====== Record excerpts ======
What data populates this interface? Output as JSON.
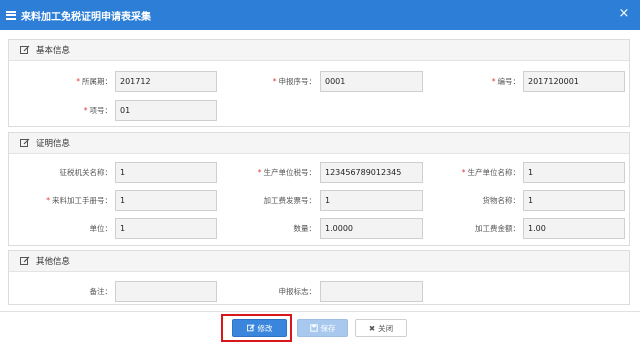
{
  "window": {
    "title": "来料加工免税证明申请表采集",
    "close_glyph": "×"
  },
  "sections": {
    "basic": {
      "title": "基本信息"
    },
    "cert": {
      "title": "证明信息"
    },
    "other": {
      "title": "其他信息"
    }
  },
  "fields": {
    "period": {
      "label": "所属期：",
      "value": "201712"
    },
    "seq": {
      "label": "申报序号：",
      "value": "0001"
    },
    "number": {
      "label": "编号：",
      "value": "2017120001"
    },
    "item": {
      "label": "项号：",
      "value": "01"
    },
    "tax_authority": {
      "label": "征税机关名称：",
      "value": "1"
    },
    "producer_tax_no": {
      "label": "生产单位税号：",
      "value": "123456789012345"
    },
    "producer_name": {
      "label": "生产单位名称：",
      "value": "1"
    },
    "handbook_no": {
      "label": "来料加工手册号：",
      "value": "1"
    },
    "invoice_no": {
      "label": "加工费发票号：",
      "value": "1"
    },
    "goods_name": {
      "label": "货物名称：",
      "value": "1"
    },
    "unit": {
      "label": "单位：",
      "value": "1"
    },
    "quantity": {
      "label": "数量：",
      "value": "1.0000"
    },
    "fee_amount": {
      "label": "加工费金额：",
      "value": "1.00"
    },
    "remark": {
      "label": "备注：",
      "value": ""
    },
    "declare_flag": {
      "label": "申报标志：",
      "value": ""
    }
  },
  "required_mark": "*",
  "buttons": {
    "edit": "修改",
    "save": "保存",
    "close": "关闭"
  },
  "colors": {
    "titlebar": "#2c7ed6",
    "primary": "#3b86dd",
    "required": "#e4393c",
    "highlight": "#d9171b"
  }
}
======
— Request —
Quote the material exactly. Pictures stay out.

— Worked solution —
What data populates this interface? Output as JSON.
{
  "window": {
    "title": "来料加工免税证明申请表采集",
    "close_glyph": "×"
  },
  "sections": {
    "basic": {
      "title": "基本信息"
    },
    "cert": {
      "title": "证明信息"
    },
    "other": {
      "title": "其他信息"
    }
  },
  "fields": {
    "period": {
      "label": "所属期：",
      "value": "201712"
    },
    "seq": {
      "label": "申报序号：",
      "value": "0001"
    },
    "number": {
      "label": "编号：",
      "value": "2017120001"
    },
    "item": {
      "label": "项号：",
      "value": "01"
    },
    "tax_authority": {
      "label": "征税机关名称：",
      "value": "1"
    },
    "producer_tax_no": {
      "label": "生产单位税号：",
      "value": "123456789012345"
    },
    "producer_name": {
      "label": "生产单位名称：",
      "value": "1"
    },
    "handbook_no": {
      "label": "来料加工手册号：",
      "value": "1"
    },
    "invoice_no": {
      "label": "加工费发票号：",
      "value": "1"
    },
    "goods_name": {
      "label": "货物名称：",
      "value": "1"
    },
    "unit": {
      "label": "单位：",
      "value": "1"
    },
    "quantity": {
      "label": "数量：",
      "value": "1.0000"
    },
    "fee_amount": {
      "label": "加工费金额：",
      "value": "1.00"
    },
    "remark": {
      "label": "备注：",
      "value": ""
    },
    "declare_flag": {
      "label": "申报标志：",
      "value": ""
    }
  },
  "required_mark": "*",
  "buttons": {
    "edit": "修改",
    "save": "保存",
    "close": "关闭"
  },
  "colors": {
    "titlebar": "#2c7ed6",
    "primary": "#3b86dd",
    "required": "#e4393c",
    "highlight": "#d9171b"
  }
}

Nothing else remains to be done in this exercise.